:: Data entries ::
------------------------
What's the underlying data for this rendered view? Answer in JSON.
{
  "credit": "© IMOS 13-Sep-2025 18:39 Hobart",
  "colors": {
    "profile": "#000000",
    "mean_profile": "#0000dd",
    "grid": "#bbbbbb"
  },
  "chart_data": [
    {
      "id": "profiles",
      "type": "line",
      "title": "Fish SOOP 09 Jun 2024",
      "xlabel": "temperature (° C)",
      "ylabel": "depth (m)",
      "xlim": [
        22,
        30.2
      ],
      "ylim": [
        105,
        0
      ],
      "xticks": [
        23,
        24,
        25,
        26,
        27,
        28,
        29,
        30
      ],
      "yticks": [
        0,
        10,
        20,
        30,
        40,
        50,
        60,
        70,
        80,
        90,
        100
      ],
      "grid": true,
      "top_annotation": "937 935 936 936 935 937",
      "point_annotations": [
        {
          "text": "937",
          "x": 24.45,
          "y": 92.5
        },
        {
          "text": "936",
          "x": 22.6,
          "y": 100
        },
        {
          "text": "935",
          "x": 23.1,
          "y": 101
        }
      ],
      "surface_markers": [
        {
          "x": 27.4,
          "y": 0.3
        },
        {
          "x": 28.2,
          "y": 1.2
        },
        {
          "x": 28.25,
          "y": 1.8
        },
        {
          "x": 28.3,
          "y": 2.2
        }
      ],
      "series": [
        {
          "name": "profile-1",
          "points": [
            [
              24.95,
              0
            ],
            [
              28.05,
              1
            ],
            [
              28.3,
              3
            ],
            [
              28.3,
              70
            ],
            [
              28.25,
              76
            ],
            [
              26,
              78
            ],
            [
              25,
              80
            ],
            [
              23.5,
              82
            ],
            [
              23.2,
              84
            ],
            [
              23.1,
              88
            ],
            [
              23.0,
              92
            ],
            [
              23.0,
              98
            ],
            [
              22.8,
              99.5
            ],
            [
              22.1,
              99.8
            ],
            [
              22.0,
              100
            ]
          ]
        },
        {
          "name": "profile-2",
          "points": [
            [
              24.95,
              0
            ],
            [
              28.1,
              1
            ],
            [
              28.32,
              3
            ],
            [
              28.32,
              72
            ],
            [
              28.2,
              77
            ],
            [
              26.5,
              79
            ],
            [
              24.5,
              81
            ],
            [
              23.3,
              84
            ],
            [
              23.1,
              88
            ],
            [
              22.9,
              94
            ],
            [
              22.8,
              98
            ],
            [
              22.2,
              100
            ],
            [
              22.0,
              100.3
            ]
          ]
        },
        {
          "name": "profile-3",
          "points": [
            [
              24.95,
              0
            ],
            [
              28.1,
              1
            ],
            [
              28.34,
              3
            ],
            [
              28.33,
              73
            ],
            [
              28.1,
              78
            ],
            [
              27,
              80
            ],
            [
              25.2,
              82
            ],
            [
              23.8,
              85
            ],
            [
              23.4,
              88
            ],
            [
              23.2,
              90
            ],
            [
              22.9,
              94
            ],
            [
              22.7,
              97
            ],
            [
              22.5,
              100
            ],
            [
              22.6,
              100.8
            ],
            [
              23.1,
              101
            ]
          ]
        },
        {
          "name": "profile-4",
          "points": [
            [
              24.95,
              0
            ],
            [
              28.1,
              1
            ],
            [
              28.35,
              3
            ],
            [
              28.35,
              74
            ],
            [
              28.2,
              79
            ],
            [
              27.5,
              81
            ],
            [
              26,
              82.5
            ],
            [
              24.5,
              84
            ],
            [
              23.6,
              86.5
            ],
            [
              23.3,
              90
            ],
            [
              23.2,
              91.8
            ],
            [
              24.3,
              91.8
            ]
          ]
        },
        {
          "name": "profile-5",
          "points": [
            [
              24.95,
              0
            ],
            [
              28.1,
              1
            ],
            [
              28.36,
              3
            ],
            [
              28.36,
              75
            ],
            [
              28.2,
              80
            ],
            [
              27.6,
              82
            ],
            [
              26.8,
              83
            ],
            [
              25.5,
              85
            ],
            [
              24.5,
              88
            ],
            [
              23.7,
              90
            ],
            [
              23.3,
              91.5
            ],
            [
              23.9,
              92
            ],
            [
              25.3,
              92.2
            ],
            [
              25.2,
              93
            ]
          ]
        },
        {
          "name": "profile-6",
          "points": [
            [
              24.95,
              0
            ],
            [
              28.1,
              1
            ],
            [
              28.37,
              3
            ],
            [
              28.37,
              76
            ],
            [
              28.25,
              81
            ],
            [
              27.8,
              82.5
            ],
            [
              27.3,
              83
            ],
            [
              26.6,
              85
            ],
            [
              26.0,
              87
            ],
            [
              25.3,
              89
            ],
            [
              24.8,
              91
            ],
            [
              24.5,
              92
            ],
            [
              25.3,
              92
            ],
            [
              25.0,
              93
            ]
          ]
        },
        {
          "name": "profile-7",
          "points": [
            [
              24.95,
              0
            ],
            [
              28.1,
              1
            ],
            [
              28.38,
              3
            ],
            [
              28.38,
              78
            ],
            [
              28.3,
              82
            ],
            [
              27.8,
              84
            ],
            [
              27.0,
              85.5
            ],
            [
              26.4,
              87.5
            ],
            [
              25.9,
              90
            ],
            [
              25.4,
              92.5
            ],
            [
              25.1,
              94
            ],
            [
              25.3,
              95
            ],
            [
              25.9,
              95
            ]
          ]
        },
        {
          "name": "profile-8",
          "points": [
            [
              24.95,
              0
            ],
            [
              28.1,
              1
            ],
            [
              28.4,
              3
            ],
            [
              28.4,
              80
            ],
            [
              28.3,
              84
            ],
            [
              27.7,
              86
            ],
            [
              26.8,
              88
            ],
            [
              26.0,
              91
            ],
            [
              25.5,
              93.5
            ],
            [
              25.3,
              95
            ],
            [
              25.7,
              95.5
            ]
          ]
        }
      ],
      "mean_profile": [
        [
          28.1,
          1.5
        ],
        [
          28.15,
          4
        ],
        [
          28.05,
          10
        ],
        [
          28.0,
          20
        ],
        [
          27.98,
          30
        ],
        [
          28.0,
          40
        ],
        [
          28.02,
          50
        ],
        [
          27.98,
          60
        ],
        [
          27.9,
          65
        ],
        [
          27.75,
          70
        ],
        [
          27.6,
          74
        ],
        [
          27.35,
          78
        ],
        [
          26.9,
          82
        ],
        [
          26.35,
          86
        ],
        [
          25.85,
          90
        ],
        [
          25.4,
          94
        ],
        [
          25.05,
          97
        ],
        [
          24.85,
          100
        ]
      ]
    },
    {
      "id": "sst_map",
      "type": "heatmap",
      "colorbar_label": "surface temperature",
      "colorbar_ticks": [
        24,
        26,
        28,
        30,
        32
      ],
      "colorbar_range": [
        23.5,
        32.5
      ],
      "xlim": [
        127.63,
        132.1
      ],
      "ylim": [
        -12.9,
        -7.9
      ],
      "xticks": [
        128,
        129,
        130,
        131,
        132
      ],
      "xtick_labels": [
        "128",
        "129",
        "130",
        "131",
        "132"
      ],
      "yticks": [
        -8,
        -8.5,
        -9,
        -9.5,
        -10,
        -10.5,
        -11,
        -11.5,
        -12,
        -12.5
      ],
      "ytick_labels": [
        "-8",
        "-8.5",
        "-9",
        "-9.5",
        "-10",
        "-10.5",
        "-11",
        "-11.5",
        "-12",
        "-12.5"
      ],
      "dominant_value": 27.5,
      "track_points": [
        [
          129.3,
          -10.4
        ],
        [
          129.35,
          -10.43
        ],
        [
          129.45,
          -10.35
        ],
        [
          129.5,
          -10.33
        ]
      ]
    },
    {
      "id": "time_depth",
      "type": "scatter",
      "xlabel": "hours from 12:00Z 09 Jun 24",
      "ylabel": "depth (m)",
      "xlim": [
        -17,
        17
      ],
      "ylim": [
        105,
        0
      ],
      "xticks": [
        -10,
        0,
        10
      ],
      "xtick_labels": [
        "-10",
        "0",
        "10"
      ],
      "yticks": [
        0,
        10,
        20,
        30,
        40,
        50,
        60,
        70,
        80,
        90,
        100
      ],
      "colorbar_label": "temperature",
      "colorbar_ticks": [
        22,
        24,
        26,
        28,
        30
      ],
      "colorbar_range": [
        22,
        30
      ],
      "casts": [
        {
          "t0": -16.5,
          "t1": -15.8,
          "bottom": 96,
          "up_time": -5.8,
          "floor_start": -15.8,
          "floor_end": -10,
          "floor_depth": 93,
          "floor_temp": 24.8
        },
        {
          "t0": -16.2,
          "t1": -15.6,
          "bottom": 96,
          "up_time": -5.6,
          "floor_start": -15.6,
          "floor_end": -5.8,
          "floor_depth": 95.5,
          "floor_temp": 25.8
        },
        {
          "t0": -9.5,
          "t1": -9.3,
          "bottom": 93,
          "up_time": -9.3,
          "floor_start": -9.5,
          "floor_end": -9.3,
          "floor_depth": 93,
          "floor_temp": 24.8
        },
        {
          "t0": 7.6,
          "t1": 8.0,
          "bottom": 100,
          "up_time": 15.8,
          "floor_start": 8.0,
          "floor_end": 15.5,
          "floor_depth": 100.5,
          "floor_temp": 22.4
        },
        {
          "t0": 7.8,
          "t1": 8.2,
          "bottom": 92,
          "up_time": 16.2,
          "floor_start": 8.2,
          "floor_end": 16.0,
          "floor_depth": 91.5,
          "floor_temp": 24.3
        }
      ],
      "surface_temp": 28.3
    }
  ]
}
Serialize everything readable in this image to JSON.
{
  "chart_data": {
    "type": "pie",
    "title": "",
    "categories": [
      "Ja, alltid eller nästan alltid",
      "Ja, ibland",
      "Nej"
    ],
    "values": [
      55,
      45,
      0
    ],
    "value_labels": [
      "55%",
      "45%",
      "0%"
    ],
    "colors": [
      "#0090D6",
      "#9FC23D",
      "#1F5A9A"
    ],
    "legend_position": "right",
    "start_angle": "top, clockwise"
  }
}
------------------------
:: OBJECTIVE ::
Beginning at the line that contains "Serialize everything readable", retype each line of the listing up to and including the last one, exactly as it stands, and nothing else.

:: WRITTEN RESPONSE ::
Serialize everything readable in this image to JSON.
{
  "chart_data": {
    "type": "pie",
    "title": "",
    "categories": [
      "Ja, alltid eller nästan alltid",
      "Ja, ibland",
      "Nej"
    ],
    "values": [
      55,
      45,
      0
    ],
    "value_labels": [
      "55%",
      "45%",
      "0%"
    ],
    "colors": [
      "#0090D6",
      "#9FC23D",
      "#1F5A9A"
    ],
    "legend_position": "right",
    "start_angle": "top, clockwise"
  }
}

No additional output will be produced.